• Problem description: Continue the review of the book Possible Mediums below from its final sentence, keeping its argument and tone.

• Text under study:

A table stood up lengthwise

Possible Table by First Office (Courtesy First Office)

#71

Arguing for strength in numbers, this volume is full of them. The editors treat their own numbers as a conceptual argument, noting, “We began as a group of four, but quickly grew to 16, then to 25, and now have over 40 project contributors…” They could go on: John McMorrough’s six examples of architectural mediums explicitly numbered, 71 total projects, 16 jam-packed guest essays, 16 mediums [sic], 18 paper stocks, etc. The editors claim, “Possible Mediums is not a systematic theory, a manifesto, or banal survey—it is a projection of architecture and knowledge to come.” And in the absence of knowledge per se, quantity becomes quality. A slow reading might go something like this: The book contains 71 projects, a number sufficiently large, indicating something historic underfoot. Moreover, 71 seems sufficiently precise, an irreducible prime number, the inelegance of which also suggests that there can neither be more nor less, neither 70 nor 72. In sum, 71 is an architectural movement, at once historical, irreducible, and singular.

• Source data:
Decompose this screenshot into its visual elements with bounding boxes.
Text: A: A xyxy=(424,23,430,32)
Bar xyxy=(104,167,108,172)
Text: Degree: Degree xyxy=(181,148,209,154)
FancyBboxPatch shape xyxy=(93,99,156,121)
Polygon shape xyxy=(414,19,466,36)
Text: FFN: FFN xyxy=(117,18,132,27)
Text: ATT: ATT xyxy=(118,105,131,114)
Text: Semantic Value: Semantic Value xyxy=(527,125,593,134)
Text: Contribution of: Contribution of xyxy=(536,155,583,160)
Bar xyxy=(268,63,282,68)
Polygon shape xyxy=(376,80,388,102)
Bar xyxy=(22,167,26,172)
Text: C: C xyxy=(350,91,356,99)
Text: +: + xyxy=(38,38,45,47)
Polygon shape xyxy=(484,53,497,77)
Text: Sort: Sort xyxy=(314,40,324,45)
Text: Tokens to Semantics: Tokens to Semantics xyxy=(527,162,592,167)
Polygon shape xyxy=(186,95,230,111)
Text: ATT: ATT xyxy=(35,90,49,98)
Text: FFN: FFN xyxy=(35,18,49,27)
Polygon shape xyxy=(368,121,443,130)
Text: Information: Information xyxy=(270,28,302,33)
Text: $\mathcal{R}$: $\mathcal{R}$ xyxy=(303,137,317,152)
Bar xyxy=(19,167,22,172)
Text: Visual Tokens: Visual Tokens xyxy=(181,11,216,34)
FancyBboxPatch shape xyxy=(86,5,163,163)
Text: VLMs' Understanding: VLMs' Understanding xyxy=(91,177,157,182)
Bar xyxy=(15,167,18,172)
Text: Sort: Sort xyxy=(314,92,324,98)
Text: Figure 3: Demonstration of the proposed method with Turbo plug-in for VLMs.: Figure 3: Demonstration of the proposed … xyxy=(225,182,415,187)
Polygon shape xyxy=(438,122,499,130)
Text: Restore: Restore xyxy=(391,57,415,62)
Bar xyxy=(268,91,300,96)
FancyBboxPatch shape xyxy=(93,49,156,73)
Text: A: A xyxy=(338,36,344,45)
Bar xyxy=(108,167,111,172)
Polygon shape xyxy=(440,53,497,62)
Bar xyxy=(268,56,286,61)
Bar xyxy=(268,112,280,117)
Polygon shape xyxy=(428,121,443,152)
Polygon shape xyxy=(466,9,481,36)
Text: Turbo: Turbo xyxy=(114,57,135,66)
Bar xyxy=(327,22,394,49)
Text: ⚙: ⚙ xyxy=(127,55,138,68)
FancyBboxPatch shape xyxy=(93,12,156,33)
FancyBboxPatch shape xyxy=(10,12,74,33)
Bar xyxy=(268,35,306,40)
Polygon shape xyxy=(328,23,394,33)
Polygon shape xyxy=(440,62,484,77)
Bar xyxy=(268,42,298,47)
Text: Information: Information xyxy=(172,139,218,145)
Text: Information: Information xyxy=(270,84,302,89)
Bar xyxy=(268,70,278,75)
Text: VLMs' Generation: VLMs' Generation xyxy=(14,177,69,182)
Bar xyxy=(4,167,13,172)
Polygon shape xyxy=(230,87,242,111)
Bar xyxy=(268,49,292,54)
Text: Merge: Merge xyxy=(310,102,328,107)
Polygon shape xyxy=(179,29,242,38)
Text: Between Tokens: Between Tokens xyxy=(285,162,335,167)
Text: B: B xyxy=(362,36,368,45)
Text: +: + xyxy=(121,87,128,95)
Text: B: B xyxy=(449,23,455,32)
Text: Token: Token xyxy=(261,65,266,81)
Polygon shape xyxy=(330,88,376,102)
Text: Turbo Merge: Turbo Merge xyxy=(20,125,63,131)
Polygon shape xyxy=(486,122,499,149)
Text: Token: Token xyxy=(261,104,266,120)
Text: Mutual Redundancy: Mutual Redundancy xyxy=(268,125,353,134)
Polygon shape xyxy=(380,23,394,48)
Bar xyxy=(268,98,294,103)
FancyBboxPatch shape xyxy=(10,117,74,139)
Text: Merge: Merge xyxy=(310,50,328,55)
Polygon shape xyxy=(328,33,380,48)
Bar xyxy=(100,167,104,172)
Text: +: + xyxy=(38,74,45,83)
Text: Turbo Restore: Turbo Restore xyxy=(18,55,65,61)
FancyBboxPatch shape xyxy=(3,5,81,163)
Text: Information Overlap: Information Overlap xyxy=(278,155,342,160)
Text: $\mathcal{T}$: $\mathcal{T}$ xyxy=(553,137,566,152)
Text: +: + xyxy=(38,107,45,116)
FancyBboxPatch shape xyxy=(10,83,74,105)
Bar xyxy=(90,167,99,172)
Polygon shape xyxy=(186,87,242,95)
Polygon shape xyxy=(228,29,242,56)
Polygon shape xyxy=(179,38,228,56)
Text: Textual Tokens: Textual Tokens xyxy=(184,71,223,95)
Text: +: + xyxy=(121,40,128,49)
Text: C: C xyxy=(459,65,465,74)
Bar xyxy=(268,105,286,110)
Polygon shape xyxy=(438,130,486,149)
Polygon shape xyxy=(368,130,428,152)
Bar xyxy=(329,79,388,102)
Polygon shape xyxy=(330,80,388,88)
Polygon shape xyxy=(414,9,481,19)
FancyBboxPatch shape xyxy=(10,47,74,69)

• Response area:
Listicle

Beginning with the editors’ reference to Foucault’s Chinese encyclopedia, this book continues to make happy use of lists throughout. Along with lists of paper stocks, architectural media, and guest essays, there are lists of influential UCLA faculty, supply stores, types of sandwiches, questions for readers to ask themselves, etc. The explicit use of lists by both the editors and contributors is reminiscent of the proliferation of useless content on the internet, necessitating the novel curation of listicles as a new literary genre. We now revel in the veneration of tiny, insignificant yet common phenomena. In the post-internet age, architecture defers to everyday non-architectural objects, high and low, from CAD Blocks to Google’s 3-D Warehouse. These things are all worthy of appropriation in the process of making new forms.

Two white cones

Post Rock by Meredith Miller and Thom Moran (Meredith Miller and Thom Moran)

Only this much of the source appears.